***** GIVEN ENTRIES
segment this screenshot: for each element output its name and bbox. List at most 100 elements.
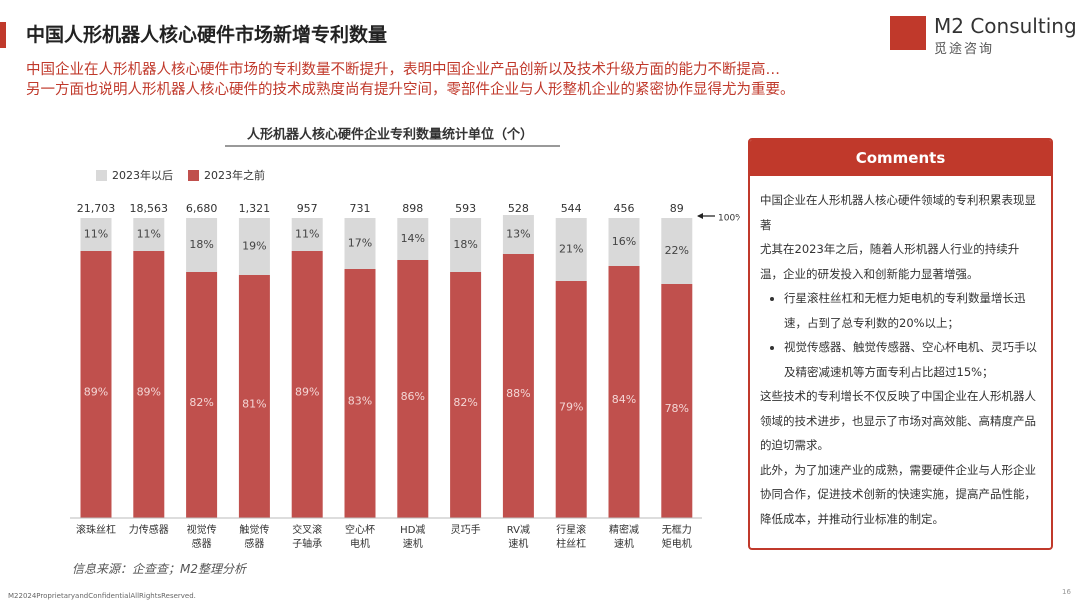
x-tick-label-line: 速机 bbox=[403, 537, 423, 550]
total-label: 593 bbox=[455, 202, 476, 215]
x-tick-label: 空心杯电机 bbox=[345, 523, 375, 550]
bar-segment bbox=[397, 260, 429, 518]
value-label: 89% bbox=[137, 386, 161, 399]
bar-segment bbox=[397, 218, 429, 260]
page-number: 16 bbox=[1062, 588, 1071, 596]
x-tick-label-line: 矩电机 bbox=[662, 537, 692, 550]
comments-body: 中国企业在人形机器人核心硬件领域的专利积累表现显著 尤其在2023年之后，随着人… bbox=[750, 176, 1051, 531]
value-label: 78% bbox=[665, 402, 689, 415]
x-tick-label-line: 行星滚 bbox=[556, 523, 586, 536]
x-tick-label: 触觉传感器 bbox=[239, 523, 269, 550]
title-bar bbox=[0, 22, 6, 48]
value-label: 82% bbox=[189, 396, 213, 409]
legend-label: 2023年之前 bbox=[204, 168, 265, 182]
x-tick-label: 视觉传感器 bbox=[187, 523, 217, 550]
bar-segment bbox=[661, 284, 693, 518]
bar-segment bbox=[555, 218, 587, 281]
x-tick-label-line: RV减 bbox=[507, 524, 530, 536]
x-tick-label-line: 空心杯 bbox=[345, 523, 375, 536]
value-label: 16% bbox=[612, 235, 636, 248]
x-tick-label-line: 速机 bbox=[614, 537, 634, 550]
subtitle: 中国企业在人形机器人核心硬件市场的专利数量不断提升，表明中国企业产品创新以及技术… bbox=[26, 62, 780, 78]
bar-segment bbox=[291, 218, 323, 251]
value-label: 81% bbox=[242, 398, 266, 411]
value-label: 82% bbox=[453, 396, 477, 409]
x-tick-label: HD减速机 bbox=[400, 524, 425, 550]
x-tick-label-line: 感器 bbox=[244, 537, 264, 550]
x-tick-label-line: 子轴承 bbox=[292, 537, 322, 550]
comment-text: 中国企业在人形机器人核心硬件领域的专利积累表现显著 bbox=[760, 193, 1036, 232]
legend-swatch bbox=[188, 170, 199, 181]
x-tick-label-line: HD减 bbox=[400, 524, 425, 536]
bar-segment bbox=[450, 272, 482, 518]
value-label: 18% bbox=[189, 238, 213, 251]
value-label: 79% bbox=[559, 401, 583, 414]
bar-segment bbox=[450, 218, 482, 272]
total-label: 957 bbox=[297, 202, 318, 215]
total-label: 731 bbox=[350, 202, 371, 215]
x-tick-label: 交叉滚子轴承 bbox=[292, 523, 322, 550]
bar-segment bbox=[238, 275, 270, 518]
annotation: 100% bbox=[718, 214, 740, 224]
comment-text: 尤其在2023年之后，随着人形机器人行业的持续升温，企业的研发投入和创新能力显著… bbox=[760, 242, 1020, 281]
total-label: 21,703 bbox=[77, 202, 116, 215]
comments-title: Comments bbox=[750, 140, 1051, 176]
x-tick-label: 灵巧手 bbox=[451, 523, 481, 536]
value-label: 84% bbox=[612, 393, 636, 406]
bar-segment bbox=[186, 218, 218, 272]
bar-segment bbox=[344, 269, 376, 518]
x-tick-label-line: 交叉滚 bbox=[292, 523, 322, 536]
bar-segment bbox=[661, 218, 693, 284]
value-label: 83% bbox=[348, 395, 372, 408]
value-label: 89% bbox=[295, 386, 319, 399]
x-tick-label: RV减速机 bbox=[507, 524, 530, 550]
total-label: 528 bbox=[508, 202, 529, 215]
logo-mark bbox=[890, 16, 926, 50]
legend-label: 2023年以后 bbox=[112, 168, 173, 182]
value-label: 88% bbox=[506, 387, 530, 400]
x-tick-label-line: 速机 bbox=[508, 537, 528, 550]
x-tick-label: 行星滚柱丝杠 bbox=[556, 523, 586, 550]
chart: 人形机器人核心硬件企业专利数量统计单位（个） 2023年以后 2023年之前 89% 1… bbox=[70, 127, 740, 550]
value-label: 21% bbox=[559, 243, 583, 256]
x-tick-label-line: 视觉传 bbox=[187, 523, 217, 536]
bar-segment bbox=[555, 281, 587, 518]
value-label: 22% bbox=[665, 244, 689, 257]
x-tick-label: 无框力矩电机 bbox=[662, 523, 692, 550]
value-label: 11% bbox=[295, 228, 319, 241]
x-tick-label-line: 精密减 bbox=[609, 523, 639, 536]
comment-text: 这些技术的专利增长不仅反映了中国企业在人形机器人领域的技术进步，也显示了市场对高… bbox=[760, 389, 1036, 452]
value-label: 18% bbox=[453, 238, 477, 251]
value-label: 17% bbox=[348, 237, 372, 250]
value-label: 11% bbox=[84, 228, 108, 241]
x-tick-label-line: 柱丝杠 bbox=[556, 537, 586, 550]
x-tick-label-line: 触觉传 bbox=[239, 523, 269, 536]
subtitle: 另一方面也说明人形机器人核心硬件的技术成熟度尚有提升空间，零部件企业与人形整机企… bbox=[26, 82, 795, 98]
footer: M22024ProprietaryandConfidentialAllRight… bbox=[8, 592, 196, 600]
x-tick-label: 力传感器 bbox=[129, 523, 169, 536]
value-label: 11% bbox=[137, 228, 161, 241]
bar-segment bbox=[80, 218, 112, 251]
bar-segment bbox=[133, 218, 165, 251]
bar-segment bbox=[502, 215, 534, 254]
comment-list: 行星滚柱丝杠和无框力矩电机的专利数量增长迅速，占到了总专利数的20%以上； 视觉… bbox=[760, 286, 1041, 384]
x-tick-label-line: 无框力 bbox=[662, 523, 692, 536]
comment-bullet: 行星滚柱丝杠和无框力矩电机的专利数量增长迅速，占到了总专利数的20%以上； bbox=[784, 286, 1041, 335]
chart-title: 人形机器人核心硬件企业专利数量统计单位（个） bbox=[247, 127, 533, 143]
total-label: 18,563 bbox=[130, 202, 169, 215]
total-label: 6,680 bbox=[186, 202, 218, 215]
total-label: 544 bbox=[561, 202, 582, 215]
x-tick-label: 精密减速机 bbox=[609, 523, 639, 550]
legend-swatch bbox=[96, 170, 107, 181]
comments-box: Comments 中国企业在人形机器人核心硬件领域的专利积累表现显著 尤其在20… bbox=[748, 138, 1053, 550]
bar-segment bbox=[502, 254, 534, 518]
x-tick-label-line: 感器 bbox=[192, 537, 212, 550]
bar-segment bbox=[238, 218, 270, 275]
bar-segment bbox=[344, 218, 376, 269]
value-label: 14% bbox=[401, 232, 425, 245]
value-label: 19% bbox=[242, 240, 266, 253]
total-label: 898 bbox=[402, 202, 423, 215]
comment-text: 此外，为了加速产业的成熟，需要硬件企业与人形企业协同合作，促进技术创新的快速实施… bbox=[760, 462, 1036, 526]
value-label: 86% bbox=[401, 390, 425, 403]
**********
__TASK TO COMPLETE__. Return every row above that contains the string "行星滚柱丝杠和无框力矩电机的专利数量增长迅速", and treat case as significant when matching.

__OUTPUT FOR THIS EXERCISE__.
comment-list: 行星滚柱丝杠和无框力矩电机的专利数量增长迅速，占到了总专利数的20%以上； 视觉… bbox=[760, 286, 1041, 384]
comment-bullet: 行星滚柱丝杠和无框力矩电机的专利数量增长迅速，占到了总专利数的20%以上； bbox=[784, 286, 1041, 335]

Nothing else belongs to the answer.